Starting with the line that holds "Transcribe the text in this document.", copy out each remaining line of the listing below, up to and including the last one, and include nothing else.

- Rows:

══════════

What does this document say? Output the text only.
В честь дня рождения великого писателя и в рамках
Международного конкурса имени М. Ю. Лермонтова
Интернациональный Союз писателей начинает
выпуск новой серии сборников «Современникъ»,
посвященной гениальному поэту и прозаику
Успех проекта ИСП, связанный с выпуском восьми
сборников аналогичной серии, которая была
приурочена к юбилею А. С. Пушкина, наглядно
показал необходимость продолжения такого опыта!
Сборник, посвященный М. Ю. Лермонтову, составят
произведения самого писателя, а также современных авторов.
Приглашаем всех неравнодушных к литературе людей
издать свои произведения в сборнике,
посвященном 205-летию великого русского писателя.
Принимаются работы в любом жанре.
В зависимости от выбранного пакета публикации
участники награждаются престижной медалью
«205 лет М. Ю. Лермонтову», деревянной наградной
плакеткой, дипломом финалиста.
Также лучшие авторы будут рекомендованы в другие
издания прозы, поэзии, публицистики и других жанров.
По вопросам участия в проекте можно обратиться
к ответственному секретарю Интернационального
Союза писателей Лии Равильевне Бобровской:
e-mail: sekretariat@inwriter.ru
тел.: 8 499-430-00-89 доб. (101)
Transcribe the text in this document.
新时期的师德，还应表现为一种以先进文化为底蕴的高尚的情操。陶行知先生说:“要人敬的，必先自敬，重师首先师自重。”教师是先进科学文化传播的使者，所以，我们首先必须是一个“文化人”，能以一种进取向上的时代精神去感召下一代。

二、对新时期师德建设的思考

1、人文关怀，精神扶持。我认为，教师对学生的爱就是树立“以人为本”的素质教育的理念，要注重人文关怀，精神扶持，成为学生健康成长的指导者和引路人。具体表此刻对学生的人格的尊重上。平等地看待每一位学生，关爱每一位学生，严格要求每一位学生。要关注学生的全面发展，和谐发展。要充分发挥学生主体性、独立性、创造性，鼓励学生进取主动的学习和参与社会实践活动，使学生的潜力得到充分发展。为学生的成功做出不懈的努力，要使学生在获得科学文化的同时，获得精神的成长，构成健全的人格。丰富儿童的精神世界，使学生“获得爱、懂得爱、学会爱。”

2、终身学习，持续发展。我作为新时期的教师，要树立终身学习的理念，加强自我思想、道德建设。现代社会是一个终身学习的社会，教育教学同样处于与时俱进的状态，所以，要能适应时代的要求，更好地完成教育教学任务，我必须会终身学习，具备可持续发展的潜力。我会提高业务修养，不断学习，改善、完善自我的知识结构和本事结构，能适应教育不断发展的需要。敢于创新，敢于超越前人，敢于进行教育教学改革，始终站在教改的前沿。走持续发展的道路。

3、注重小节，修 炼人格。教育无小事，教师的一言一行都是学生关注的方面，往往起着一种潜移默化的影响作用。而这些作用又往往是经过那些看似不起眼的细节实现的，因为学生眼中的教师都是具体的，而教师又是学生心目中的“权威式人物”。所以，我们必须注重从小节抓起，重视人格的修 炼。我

══════════

- Answer below:
Transcribe the text in this document.
新时期的师德，还应表现为一种以先进文化为底蕴的高尚的情操。陶行知先生说:“要人敬的，必先自敬，重师首先师自重。”教师是先进科学文化传播的使者，所以，我们首先必须是一个“文化人”，能以一种进取向上的时代精神去感召下一代。

二、对新时期师德建设的思考

1、人文关怀，精神扶持。我认为，教师对学生的爱就是树立“以人为本”的素质教育的理念，要注重人文关怀，精神扶持，成为学生健康成长的指导者和引路人。具体表此刻对学生的人格的尊重上。平等地看待每一位学生，关爱每一位学生，严格要求每一位学生。要关注学生的全面发展，和谐发展。要充分发挥学生主体性、独立性、创造性，鼓励学生进取主动的学习和参与社会实践活动，使学生的潜力得到充分发展。为学生的成功做出不懈的努力，要使学生在获得科学文化的同时，获得精神的成长，构成健全的人格。丰富儿童的精神世界，使学生“获得爱、懂得爱、学会爱。”

2、终身学习，持续发展。我作为新时期的教师，要树立终身学习的理念，加强自我思想、道德建设。现代社会是一个终身学习的社会，教育教学同样处于与时俱进的状态，所以，要能适应时代的要求，更好地完成教育教学任务，我必须会终身学习，具备可持续发展的潜力。我会提高业务修养，不断学习，改善、完善自我的知识结构和本事结构，能适应教育不断发展的需要。敢于创新，敢于超越前人，敢于进行教育教学改革，始终站在教改的前沿。走持续发展的道路。

3、注重小节，修 炼人格。教育无小事，教师的一言一行都是学生关注的方面，往往起着一种潜移默化的影响作用。而这些作用又往往是经过那些看似不起眼的细节实现的，因为学生眼中的教师都是具体的，而教师又是学生心目中的“权威式人物”。所以，我们必须注重从小节抓起，重视人格的修 炼。我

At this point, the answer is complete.